Quote the lines from the very first one through the line containing "section-file-sharing[interactable]: File Sharing", including that line.

(Items from a data source)
# # # # #

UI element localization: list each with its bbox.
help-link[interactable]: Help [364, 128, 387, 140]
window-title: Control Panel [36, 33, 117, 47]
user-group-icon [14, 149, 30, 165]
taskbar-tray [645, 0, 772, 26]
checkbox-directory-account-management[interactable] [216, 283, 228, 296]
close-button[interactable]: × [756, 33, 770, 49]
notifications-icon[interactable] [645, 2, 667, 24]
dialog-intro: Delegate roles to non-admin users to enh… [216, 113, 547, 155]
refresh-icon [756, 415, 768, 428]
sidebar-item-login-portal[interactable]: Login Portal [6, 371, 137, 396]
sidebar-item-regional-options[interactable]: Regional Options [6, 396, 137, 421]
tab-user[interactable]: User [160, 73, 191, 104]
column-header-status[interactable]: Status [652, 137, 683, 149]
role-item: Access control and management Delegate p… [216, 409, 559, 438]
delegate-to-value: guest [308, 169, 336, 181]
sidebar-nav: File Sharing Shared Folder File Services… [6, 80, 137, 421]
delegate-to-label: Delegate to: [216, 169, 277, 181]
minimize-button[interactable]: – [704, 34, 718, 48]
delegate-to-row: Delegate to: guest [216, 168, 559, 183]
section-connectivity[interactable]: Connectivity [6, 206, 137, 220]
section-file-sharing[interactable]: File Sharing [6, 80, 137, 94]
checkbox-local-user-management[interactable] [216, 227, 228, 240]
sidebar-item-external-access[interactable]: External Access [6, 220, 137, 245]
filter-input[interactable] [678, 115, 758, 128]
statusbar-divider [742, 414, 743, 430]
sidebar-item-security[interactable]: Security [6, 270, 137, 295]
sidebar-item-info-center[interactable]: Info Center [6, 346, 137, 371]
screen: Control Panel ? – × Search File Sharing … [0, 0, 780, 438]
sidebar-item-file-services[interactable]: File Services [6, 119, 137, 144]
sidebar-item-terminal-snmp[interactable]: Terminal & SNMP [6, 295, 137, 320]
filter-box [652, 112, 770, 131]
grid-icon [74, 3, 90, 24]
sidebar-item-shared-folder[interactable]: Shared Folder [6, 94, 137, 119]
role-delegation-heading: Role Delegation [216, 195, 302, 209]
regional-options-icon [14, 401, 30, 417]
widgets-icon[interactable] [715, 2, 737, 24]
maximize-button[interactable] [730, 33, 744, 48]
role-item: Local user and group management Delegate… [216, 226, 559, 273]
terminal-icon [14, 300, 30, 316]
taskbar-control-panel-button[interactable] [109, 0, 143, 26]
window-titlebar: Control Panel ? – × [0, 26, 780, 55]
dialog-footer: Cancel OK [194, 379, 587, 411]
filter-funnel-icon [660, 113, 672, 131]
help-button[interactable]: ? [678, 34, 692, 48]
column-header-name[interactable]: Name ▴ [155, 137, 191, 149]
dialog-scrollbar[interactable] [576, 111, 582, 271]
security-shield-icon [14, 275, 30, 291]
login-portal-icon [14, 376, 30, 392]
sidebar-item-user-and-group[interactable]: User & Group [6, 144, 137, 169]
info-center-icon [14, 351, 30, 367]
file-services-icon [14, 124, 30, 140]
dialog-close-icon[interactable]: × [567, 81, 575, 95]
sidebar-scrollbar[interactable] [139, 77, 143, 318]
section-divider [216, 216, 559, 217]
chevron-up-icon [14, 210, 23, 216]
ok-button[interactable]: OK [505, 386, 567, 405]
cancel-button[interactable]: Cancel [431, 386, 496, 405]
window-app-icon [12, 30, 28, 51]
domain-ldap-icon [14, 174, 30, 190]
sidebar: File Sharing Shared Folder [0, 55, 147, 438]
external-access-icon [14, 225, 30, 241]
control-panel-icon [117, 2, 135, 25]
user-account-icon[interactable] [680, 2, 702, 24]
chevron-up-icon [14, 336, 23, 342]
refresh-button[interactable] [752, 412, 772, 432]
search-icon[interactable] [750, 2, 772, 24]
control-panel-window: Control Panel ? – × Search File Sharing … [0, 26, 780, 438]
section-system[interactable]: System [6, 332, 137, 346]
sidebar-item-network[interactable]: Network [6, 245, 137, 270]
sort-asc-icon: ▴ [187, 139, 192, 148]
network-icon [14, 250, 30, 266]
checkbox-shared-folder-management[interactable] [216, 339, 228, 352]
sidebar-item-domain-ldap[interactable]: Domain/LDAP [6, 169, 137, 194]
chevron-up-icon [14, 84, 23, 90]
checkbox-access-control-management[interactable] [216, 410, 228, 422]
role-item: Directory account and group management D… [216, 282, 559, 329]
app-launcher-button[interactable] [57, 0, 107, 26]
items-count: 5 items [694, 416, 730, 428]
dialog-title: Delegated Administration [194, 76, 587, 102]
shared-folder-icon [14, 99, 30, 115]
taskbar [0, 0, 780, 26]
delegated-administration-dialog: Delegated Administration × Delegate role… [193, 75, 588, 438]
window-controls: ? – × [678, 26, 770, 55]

# # # # #

### THE SOLUTION:
UI element localization: list each with its bbox.
help-link[interactable]: Help [364, 128, 387, 140]
window-title: Control Panel [36, 33, 117, 47]
user-group-icon [14, 149, 30, 165]
taskbar-tray [645, 0, 772, 26]
checkbox-directory-account-management[interactable] [216, 283, 228, 296]
close-button[interactable]: × [756, 33, 770, 49]
notifications-icon[interactable] [645, 2, 667, 24]
dialog-intro: Delegate roles to non-admin users to enh… [216, 113, 547, 155]
refresh-icon [756, 415, 768, 428]
sidebar-item-login-portal[interactable]: Login Portal [6, 371, 137, 396]
sidebar-item-regional-options[interactable]: Regional Options [6, 396, 137, 421]
tab-user[interactable]: User [160, 73, 191, 104]
column-header-status[interactable]: Status [652, 137, 683, 149]
role-item: Access control and management Delegate p… [216, 409, 559, 438]
delegate-to-value: guest [308, 169, 336, 181]
sidebar-nav: File Sharing Shared Folder File Services… [6, 80, 137, 421]
delegate-to-label: Delegate to: [216, 169, 277, 181]
minimize-button[interactable]: – [704, 34, 718, 48]
delegate-to-row: Delegate to: guest [216, 168, 559, 183]
section-connectivity[interactable]: Connectivity [6, 206, 137, 220]
section-file-sharing[interactable]: File Sharing [6, 80, 137, 94]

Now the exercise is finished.